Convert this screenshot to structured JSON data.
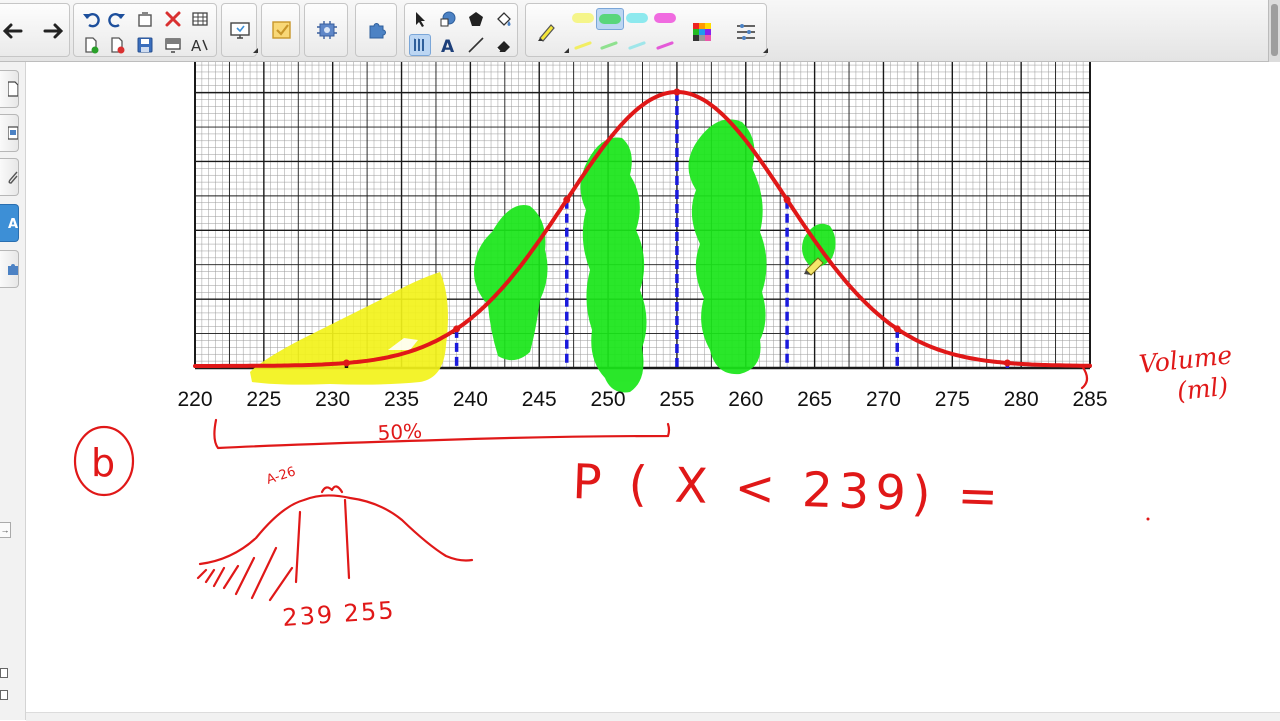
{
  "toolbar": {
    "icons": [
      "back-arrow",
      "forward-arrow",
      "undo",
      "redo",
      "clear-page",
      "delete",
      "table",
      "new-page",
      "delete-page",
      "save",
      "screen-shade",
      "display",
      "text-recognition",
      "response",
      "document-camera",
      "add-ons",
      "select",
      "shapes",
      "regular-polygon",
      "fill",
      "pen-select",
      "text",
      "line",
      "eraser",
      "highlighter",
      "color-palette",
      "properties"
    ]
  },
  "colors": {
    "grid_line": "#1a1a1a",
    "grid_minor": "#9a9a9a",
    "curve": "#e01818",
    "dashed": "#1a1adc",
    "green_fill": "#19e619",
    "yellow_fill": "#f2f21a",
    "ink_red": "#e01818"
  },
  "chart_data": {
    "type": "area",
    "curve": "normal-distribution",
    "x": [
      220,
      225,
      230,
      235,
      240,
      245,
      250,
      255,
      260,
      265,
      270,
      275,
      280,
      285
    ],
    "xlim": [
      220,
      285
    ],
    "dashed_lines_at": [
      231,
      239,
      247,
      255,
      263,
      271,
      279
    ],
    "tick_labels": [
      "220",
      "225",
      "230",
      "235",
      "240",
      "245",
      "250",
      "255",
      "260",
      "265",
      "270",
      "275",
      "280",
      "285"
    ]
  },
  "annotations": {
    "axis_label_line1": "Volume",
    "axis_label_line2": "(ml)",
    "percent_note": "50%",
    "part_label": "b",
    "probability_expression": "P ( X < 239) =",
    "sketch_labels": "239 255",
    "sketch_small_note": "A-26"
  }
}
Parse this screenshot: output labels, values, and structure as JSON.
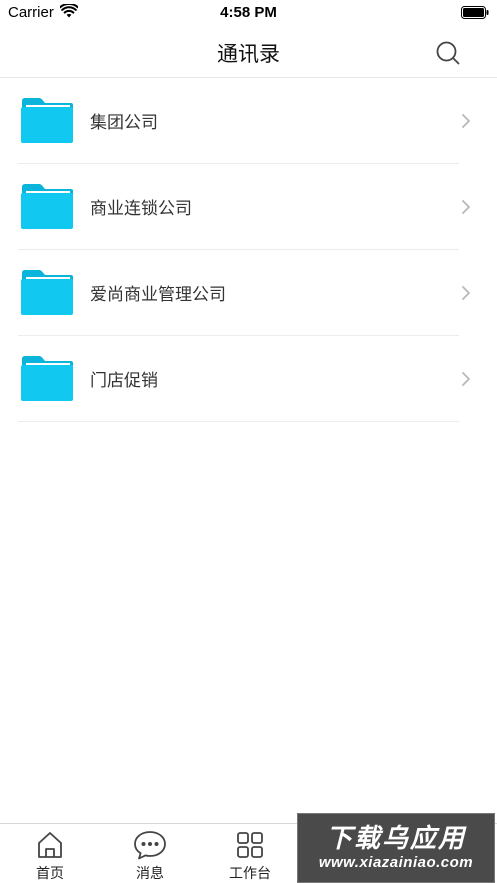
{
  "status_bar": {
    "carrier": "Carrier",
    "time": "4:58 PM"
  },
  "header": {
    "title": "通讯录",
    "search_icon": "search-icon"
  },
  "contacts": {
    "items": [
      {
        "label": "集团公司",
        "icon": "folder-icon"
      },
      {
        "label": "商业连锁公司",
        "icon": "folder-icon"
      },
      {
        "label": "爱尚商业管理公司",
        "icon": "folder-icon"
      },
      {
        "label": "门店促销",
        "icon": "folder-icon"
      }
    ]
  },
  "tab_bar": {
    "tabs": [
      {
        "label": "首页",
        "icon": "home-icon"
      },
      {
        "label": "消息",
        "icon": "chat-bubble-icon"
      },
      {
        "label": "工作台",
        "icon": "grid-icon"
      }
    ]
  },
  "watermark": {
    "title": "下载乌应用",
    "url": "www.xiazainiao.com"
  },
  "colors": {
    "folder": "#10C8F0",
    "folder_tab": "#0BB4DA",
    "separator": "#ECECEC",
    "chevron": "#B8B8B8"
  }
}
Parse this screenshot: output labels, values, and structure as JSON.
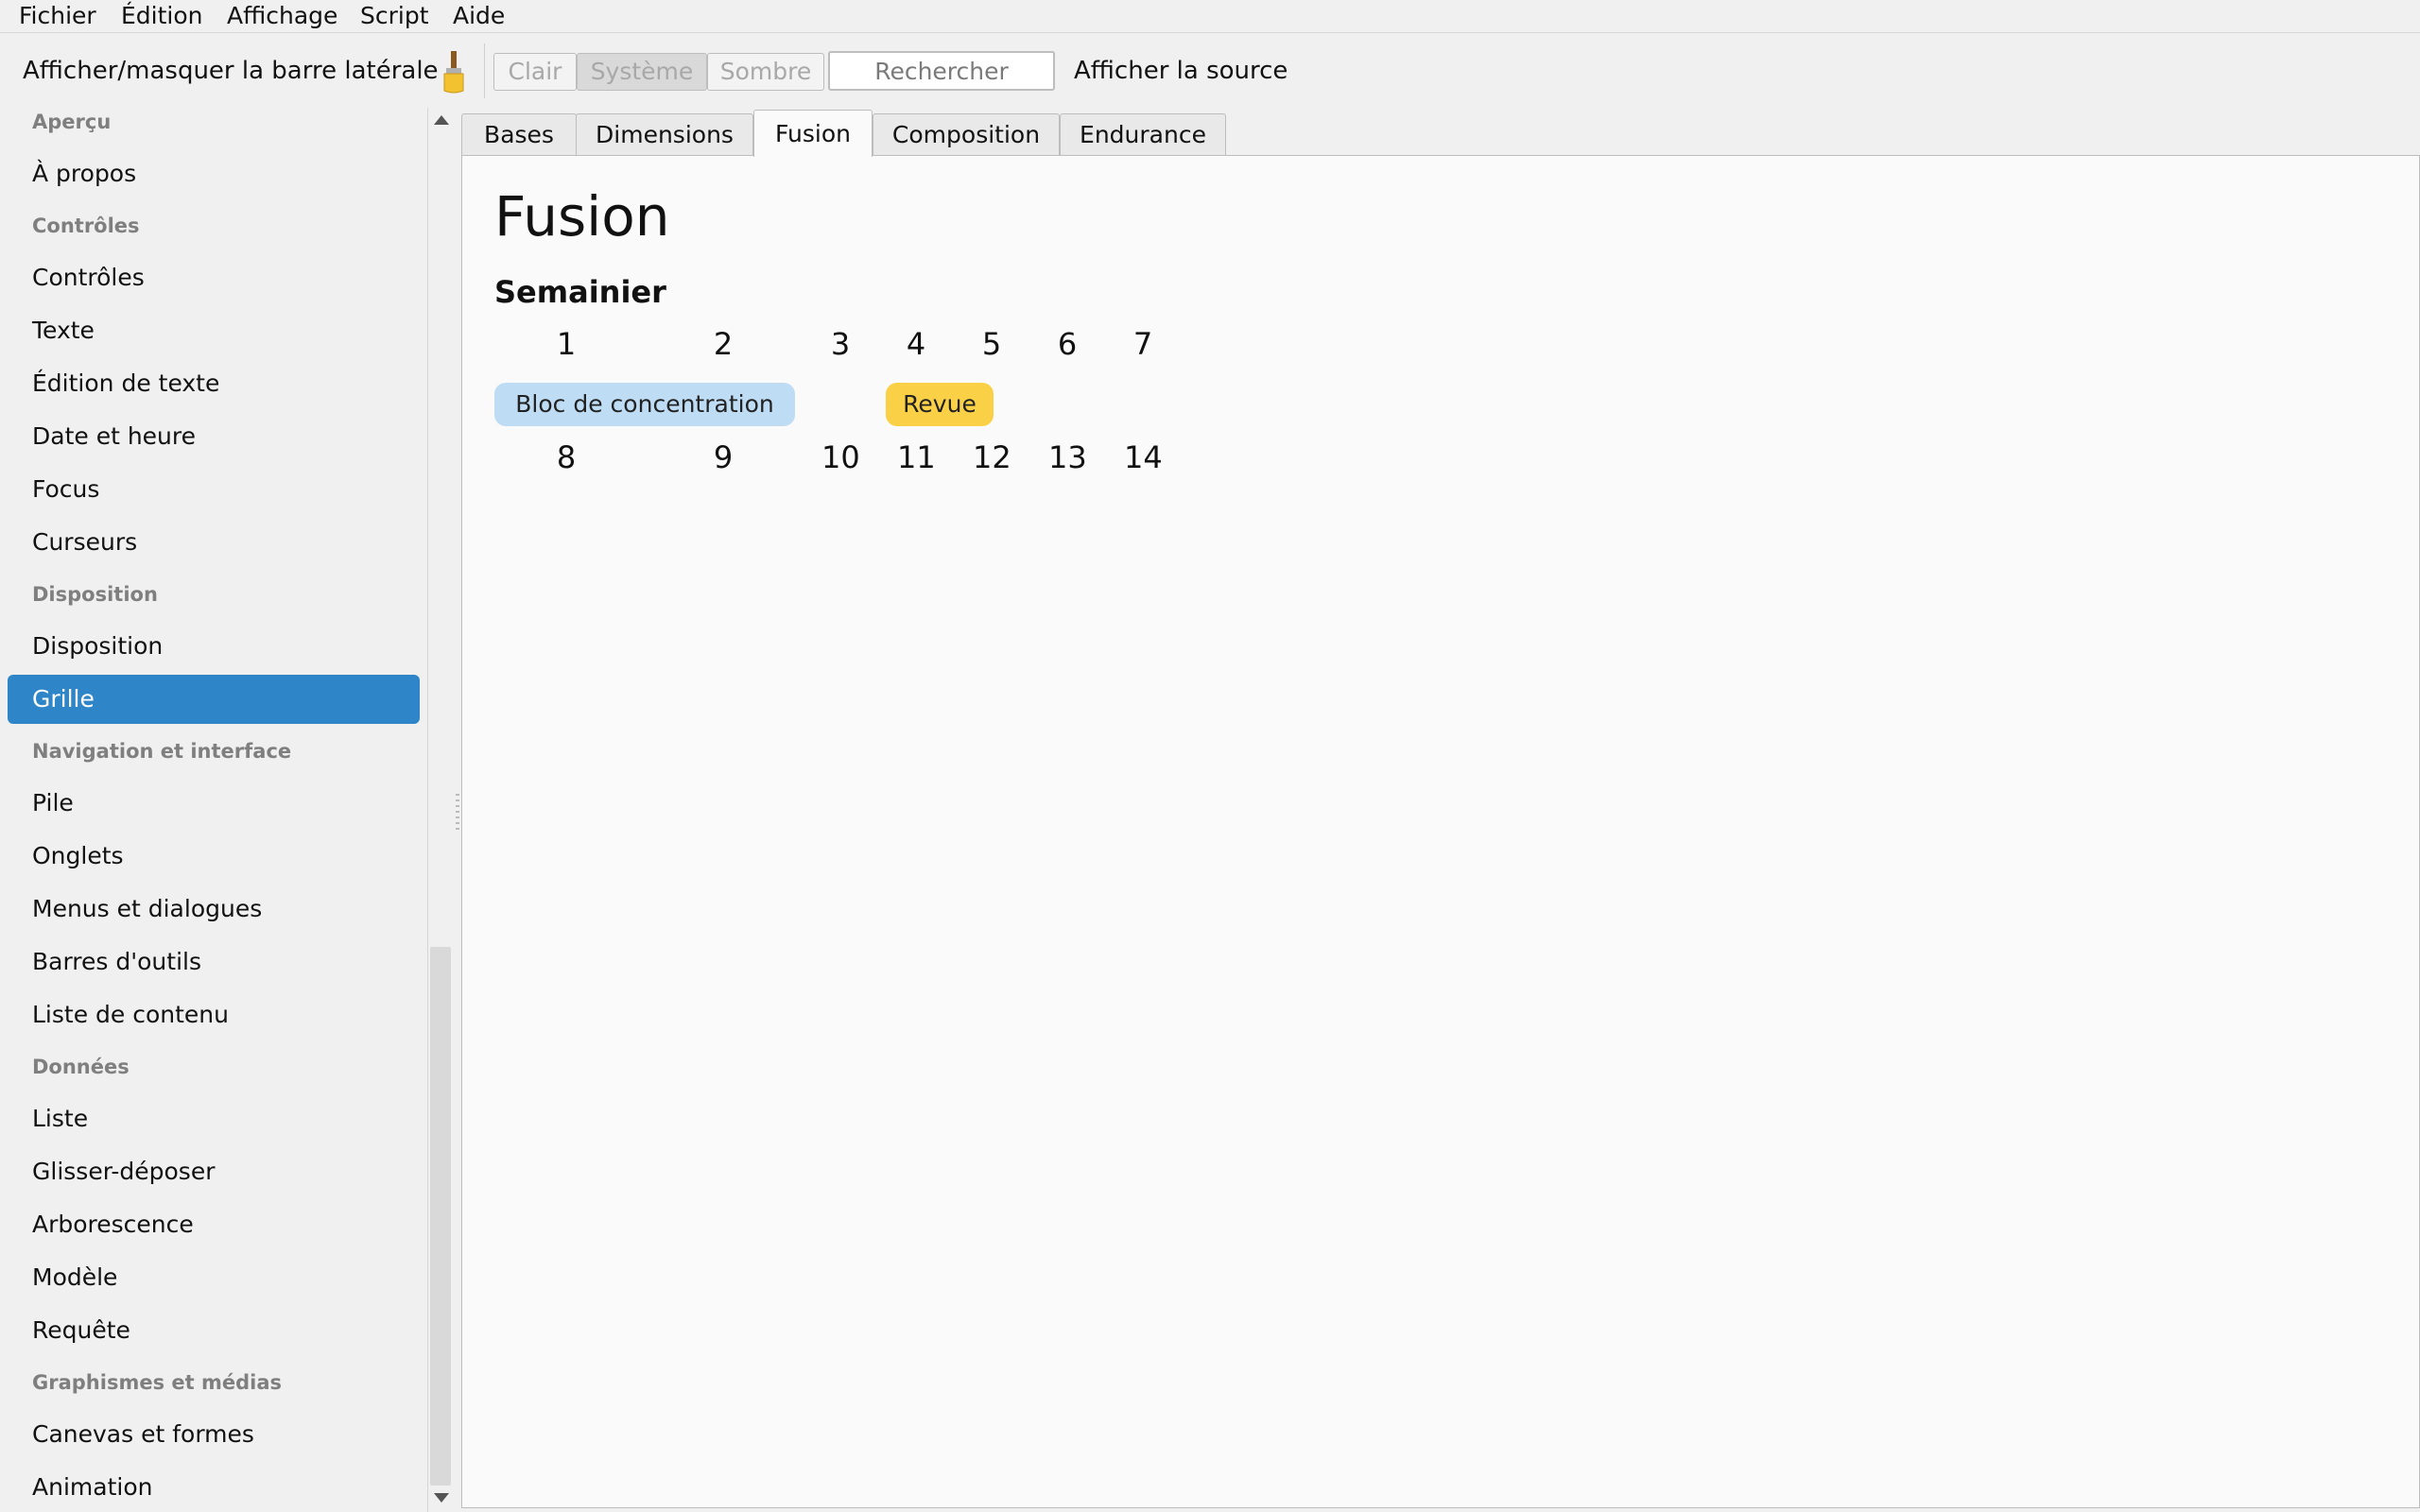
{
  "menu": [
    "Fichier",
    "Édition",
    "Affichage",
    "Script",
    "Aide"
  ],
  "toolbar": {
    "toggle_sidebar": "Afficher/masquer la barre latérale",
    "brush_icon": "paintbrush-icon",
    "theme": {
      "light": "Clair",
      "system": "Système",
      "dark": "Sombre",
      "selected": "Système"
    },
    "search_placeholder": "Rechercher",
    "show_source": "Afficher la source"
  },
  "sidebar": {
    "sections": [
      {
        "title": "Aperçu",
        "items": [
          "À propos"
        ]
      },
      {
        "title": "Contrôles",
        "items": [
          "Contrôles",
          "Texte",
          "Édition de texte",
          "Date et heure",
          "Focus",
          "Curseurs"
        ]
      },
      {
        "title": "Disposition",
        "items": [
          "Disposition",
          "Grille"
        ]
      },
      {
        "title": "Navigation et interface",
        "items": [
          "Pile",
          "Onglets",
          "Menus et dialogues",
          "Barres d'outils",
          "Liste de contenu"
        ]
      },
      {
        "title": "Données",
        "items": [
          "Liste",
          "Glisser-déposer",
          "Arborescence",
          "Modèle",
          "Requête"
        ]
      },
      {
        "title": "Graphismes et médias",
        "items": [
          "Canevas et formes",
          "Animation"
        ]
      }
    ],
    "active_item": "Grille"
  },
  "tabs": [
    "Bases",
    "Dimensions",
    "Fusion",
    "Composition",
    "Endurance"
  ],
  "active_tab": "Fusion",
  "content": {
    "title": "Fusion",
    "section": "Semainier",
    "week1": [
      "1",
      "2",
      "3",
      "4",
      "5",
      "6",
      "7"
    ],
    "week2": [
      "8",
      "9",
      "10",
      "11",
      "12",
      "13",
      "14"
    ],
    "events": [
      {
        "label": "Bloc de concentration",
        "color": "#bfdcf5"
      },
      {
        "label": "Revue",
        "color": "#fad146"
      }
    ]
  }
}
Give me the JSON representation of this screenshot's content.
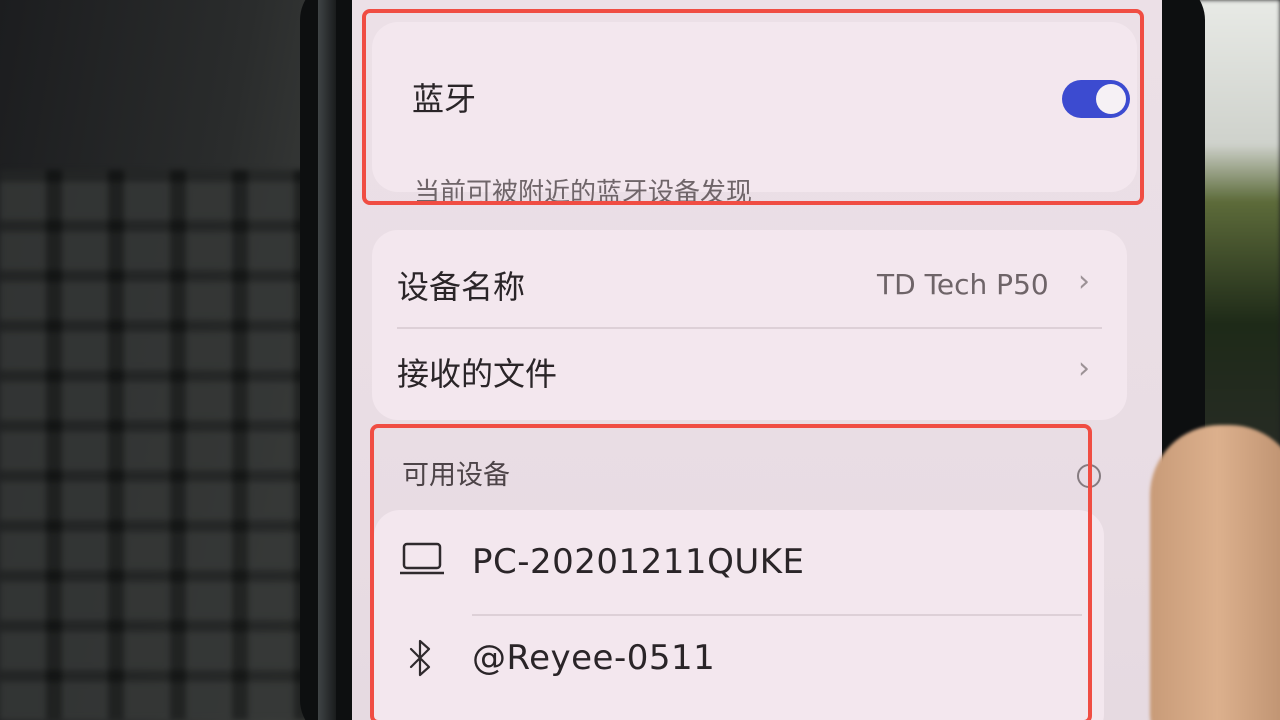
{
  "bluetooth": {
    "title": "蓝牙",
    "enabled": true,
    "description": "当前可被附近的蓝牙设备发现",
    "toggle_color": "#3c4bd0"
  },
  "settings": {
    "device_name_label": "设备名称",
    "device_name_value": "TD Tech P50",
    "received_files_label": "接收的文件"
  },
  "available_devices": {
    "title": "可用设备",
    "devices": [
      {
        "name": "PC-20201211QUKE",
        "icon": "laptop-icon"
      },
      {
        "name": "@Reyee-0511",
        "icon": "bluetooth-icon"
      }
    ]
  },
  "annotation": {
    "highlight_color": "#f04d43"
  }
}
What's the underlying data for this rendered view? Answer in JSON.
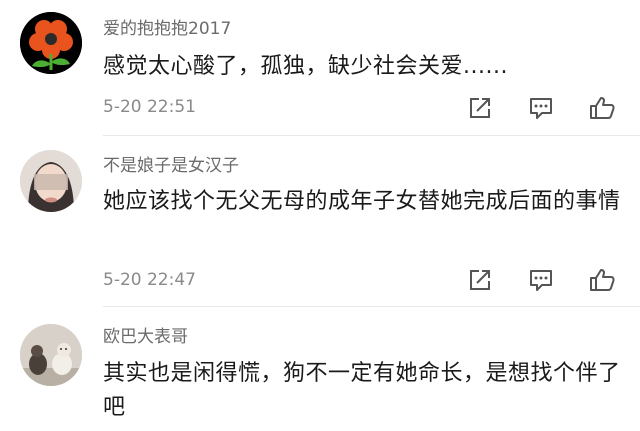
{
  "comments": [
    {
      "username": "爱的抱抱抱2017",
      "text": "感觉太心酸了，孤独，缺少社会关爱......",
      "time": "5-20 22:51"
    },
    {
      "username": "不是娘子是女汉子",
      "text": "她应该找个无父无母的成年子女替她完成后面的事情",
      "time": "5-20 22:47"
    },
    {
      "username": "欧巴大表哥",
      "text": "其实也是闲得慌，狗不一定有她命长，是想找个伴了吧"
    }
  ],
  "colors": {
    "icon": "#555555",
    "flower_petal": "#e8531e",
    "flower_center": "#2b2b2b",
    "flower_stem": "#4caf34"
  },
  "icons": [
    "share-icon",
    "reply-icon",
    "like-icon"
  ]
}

····················

BRIEF >> Quote everything in the listing above exactly; pictures are the only thing to omit.

FULL SOLUTION >>
Convert this screenshot to structured JSON data.
{
  "toolbar": {
    "icons": [
      "back-arrow",
      "forward-arrow",
      "undo",
      "redo",
      "clear-page",
      "delete",
      "table",
      "new-page",
      "delete-page",
      "save",
      "screen-shade",
      "display",
      "text-recognition",
      "response",
      "document-camera",
      "add-ons",
      "select",
      "shapes",
      "regular-polygon",
      "fill",
      "pen-select",
      "text",
      "line",
      "eraser",
      "highlighter",
      "color-palette",
      "properties"
    ]
  },
  "colors": {
    "grid_line": "#1a1a1a",
    "grid_minor": "#9a9a9a",
    "curve": "#e01818",
    "dashed": "#1a1adc",
    "green_fill": "#19e619",
    "yellow_fill": "#f2f21a",
    "ink_red": "#e01818"
  },
  "chart_data": {
    "type": "area",
    "curve": "normal-distribution",
    "x": [
      220,
      225,
      230,
      235,
      240,
      245,
      250,
      255,
      260,
      265,
      270,
      275,
      280,
      285
    ],
    "xlim": [
      220,
      285
    ],
    "dashed_lines_at": [
      231,
      239,
      247,
      255,
      263,
      271,
      279
    ],
    "tick_labels": [
      "220",
      "225",
      "230",
      "235",
      "240",
      "245",
      "250",
      "255",
      "260",
      "265",
      "270",
      "275",
      "280",
      "285"
    ]
  },
  "annotations": {
    "axis_label_line1": "Volume",
    "axis_label_line2": "(ml)",
    "percent_note": "50%",
    "part_label": "b",
    "probability_expression": "P ( X < 239) =",
    "sketch_labels": "239 255",
    "sketch_small_note": "A-26"
  }
}
Parse this screenshot: output labels, values, and structure as JSON.
{
  "status_bar": {
    "carrier": "Carrier",
    "time": "4:58 PM"
  },
  "header": {
    "title": "通讯录",
    "search_icon": "search-icon"
  },
  "contacts": {
    "items": [
      {
        "label": "集团公司",
        "icon": "folder-icon"
      },
      {
        "label": "商业连锁公司",
        "icon": "folder-icon"
      },
      {
        "label": "爱尚商业管理公司",
        "icon": "folder-icon"
      },
      {
        "label": "门店促销",
        "icon": "folder-icon"
      }
    ]
  },
  "tab_bar": {
    "tabs": [
      {
        "label": "首页",
        "icon": "home-icon"
      },
      {
        "label": "消息",
        "icon": "chat-bubble-icon"
      },
      {
        "label": "工作台",
        "icon": "grid-icon"
      }
    ]
  },
  "watermark": {
    "title": "下载乌应用",
    "url": "www.xiazainiao.com"
  },
  "colors": {
    "folder": "#10C8F0",
    "folder_tab": "#0BB4DA",
    "separator": "#ECECEC",
    "chevron": "#B8B8B8"
  }
}
Parse this screenshot: output labels, values, and structure as JSON.
{
  "menu": [
    "Fichier",
    "Édition",
    "Affichage",
    "Script",
    "Aide"
  ],
  "toolbar": {
    "toggle_sidebar": "Afficher/masquer la barre latérale",
    "brush_icon": "paintbrush-icon",
    "theme": {
      "light": "Clair",
      "system": "Système",
      "dark": "Sombre",
      "selected": "Système"
    },
    "search_placeholder": "Rechercher",
    "show_source": "Afficher la source"
  },
  "sidebar": {
    "sections": [
      {
        "title": "Aperçu",
        "items": [
          "À propos"
        ]
      },
      {
        "title": "Contrôles",
        "items": [
          "Contrôles",
          "Texte",
          "Édition de texte",
          "Date et heure",
          "Focus",
          "Curseurs"
        ]
      },
      {
        "title": "Disposition",
        "items": [
          "Disposition",
          "Grille"
        ]
      },
      {
        "title": "Navigation et interface",
        "items": [
          "Pile",
          "Onglets",
          "Menus et dialogues",
          "Barres d'outils",
          "Liste de contenu"
        ]
      },
      {
        "title": "Données",
        "items": [
          "Liste",
          "Glisser-déposer",
          "Arborescence",
          "Modèle",
          "Requête"
        ]
      },
      {
        "title": "Graphismes et médias",
        "items": [
          "Canevas et formes",
          "Animation"
        ]
      }
    ],
    "active_item": "Grille"
  },
  "tabs": [
    "Bases",
    "Dimensions",
    "Fusion",
    "Composition",
    "Endurance"
  ],
  "active_tab": "Fusion",
  "content": {
    "title": "Fusion",
    "section": "Semainier",
    "week1": [
      "1",
      "2",
      "3",
      "4",
      "5",
      "6",
      "7"
    ],
    "week2": [
      "8",
      "9",
      "10",
      "11",
      "12",
      "13",
      "14"
    ],
    "events": [
      {
        "label": "Bloc de concentration",
        "color": "#bfdcf5"
      },
      {
        "label": "Revue",
        "color": "#fad146"
      }
    ]
  }
}
Give me the JSON representation of this screenshot's content.
{
  "bluetooth": {
    "title": "蓝牙",
    "enabled": true,
    "description": "当前可被附近的蓝牙设备发现",
    "toggle_color": "#3c4bd0"
  },
  "settings": {
    "device_name_label": "设备名称",
    "device_name_value": "TD Tech P50",
    "received_files_label": "接收的文件"
  },
  "available_devices": {
    "title": "可用设备",
    "devices": [
      {
        "name": "PC-20201211QUKE",
        "icon": "laptop-icon"
      },
      {
        "name": "@Reyee-0511",
        "icon": "bluetooth-icon"
      }
    ]
  },
  "annotation": {
    "highlight_color": "#f04d43"
  }
}
What's the underlying data for this rendered view? Answer in JSON.
{
  "comments": [
    {
      "username": "爱的抱抱抱2017",
      "text": "感觉太心酸了，孤独，缺少社会关爱......",
      "time": "5-20 22:51"
    },
    {
      "username": "不是娘子是女汉子",
      "text": "她应该找个无父无母的成年子女替她完成后面的事情",
      "time": "5-20 22:47"
    },
    {
      "username": "欧巴大表哥",
      "text": "其实也是闲得慌，狗不一定有她命长，是想找个伴了吧"
    }
  ],
  "colors": {
    "icon": "#555555",
    "flower_petal": "#e8531e",
    "flower_center": "#2b2b2b",
    "flower_stem": "#4caf34"
  },
  "icons": [
    "share-icon",
    "reply-icon",
    "like-icon"
  ]
}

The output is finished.